======== Source records ========
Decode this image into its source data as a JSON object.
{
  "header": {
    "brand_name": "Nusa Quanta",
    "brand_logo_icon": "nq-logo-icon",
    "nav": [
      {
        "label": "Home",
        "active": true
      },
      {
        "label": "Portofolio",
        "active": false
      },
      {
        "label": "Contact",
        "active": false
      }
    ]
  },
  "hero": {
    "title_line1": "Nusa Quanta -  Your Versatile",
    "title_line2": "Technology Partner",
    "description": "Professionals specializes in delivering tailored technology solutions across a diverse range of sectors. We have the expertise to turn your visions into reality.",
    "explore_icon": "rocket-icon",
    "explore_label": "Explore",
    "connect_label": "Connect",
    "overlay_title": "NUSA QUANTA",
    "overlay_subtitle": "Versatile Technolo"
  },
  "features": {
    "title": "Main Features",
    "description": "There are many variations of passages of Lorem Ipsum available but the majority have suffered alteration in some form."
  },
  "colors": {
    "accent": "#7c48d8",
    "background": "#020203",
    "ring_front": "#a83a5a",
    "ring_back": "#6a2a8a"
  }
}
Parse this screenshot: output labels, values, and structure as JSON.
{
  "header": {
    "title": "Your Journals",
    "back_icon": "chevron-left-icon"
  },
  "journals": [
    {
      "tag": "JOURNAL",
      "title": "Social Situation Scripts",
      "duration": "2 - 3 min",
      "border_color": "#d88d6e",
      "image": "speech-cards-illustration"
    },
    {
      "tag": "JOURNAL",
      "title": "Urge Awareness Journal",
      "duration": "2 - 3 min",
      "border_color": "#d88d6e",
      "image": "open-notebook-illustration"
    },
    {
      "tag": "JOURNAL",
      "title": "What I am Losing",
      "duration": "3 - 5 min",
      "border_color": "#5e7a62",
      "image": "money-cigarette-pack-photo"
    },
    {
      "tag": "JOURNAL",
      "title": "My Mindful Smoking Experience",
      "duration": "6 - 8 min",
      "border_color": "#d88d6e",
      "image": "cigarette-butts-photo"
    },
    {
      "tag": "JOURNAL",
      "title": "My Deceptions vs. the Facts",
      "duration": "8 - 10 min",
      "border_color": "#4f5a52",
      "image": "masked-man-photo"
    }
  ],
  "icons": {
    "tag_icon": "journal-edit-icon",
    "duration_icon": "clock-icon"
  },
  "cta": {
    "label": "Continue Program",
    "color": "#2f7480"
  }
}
========
# Task goal:
Please restate the whole listing word for word.

# The output:
Decode this image into its source data as a JSON object.
{
  "header": {
    "brand_name": "Nusa Quanta",
    "brand_logo_icon": "nq-logo-icon",
    "nav": [
      {
        "label": "Home",
        "active": true
      },
      {
        "label": "Portofolio",
        "active": false
      },
      {
        "label": "Contact",
        "active": false
      }
    ]
  },
  "hero": {
    "title_line1": "Nusa Quanta -  Your Versatile",
    "title_line2": "Technology Partner",
    "description": "Professionals specializes in delivering tailored technology solutions across a diverse range of sectors. We have the expertise to turn your visions into reality.",
    "explore_icon": "rocket-icon",
    "explore_label": "Explore",
    "connect_label": "Connect",
    "overlay_title": "NUSA QUANTA",
    "overlay_subtitle": "Versatile Technolo"
  },
  "features": {
    "title": "Main Features",
    "description": "There are many variations of passages of Lorem Ipsum available but the majority have suffered alteration in some form."
  },
  "colors": {
    "accent": "#7c48d8",
    "background": "#020203",
    "ring_front": "#a83a5a",
    "ring_back": "#6a2a8a"
  }
}
Parse this screenshot: output labels, values, and structure as JSON.
{
  "header": {
    "title": "Your Journals",
    "back_icon": "chevron-left-icon"
  },
  "journals": [
    {
      "tag": "JOURNAL",
      "title": "Social Situation Scripts",
      "duration": "2 - 3 min",
      "border_color": "#d88d6e",
      "image": "speech-cards-illustration"
    },
    {
      "tag": "JOURNAL",
      "title": "Urge Awareness Journal",
      "duration": "2 - 3 min",
      "border_color": "#d88d6e",
      "image": "open-notebook-illustration"
    },
    {
      "tag": "JOURNAL",
      "title": "What I am Losing",
      "duration": "3 - 5 min",
      "border_color": "#5e7a62",
      "image": "money-cigarette-pack-photo"
    },
    {
      "tag": "JOURNAL",
      "title": "My Mindful Smoking Experience",
      "duration": "6 - 8 min",
      "border_color": "#d88d6e",
      "image": "cigarette-butts-photo"
    },
    {
      "tag": "JOURNAL",
      "title": "My Deceptions vs. the Facts",
      "duration": "8 - 10 min",
      "border_color": "#4f5a52",
      "image": "masked-man-photo"
    }
  ],
  "icons": {
    "tag_icon": "journal-edit-icon",
    "duration_icon": "clock-icon"
  },
  "cta": {
    "label": "Continue Program",
    "color": "#2f7480"
  }
}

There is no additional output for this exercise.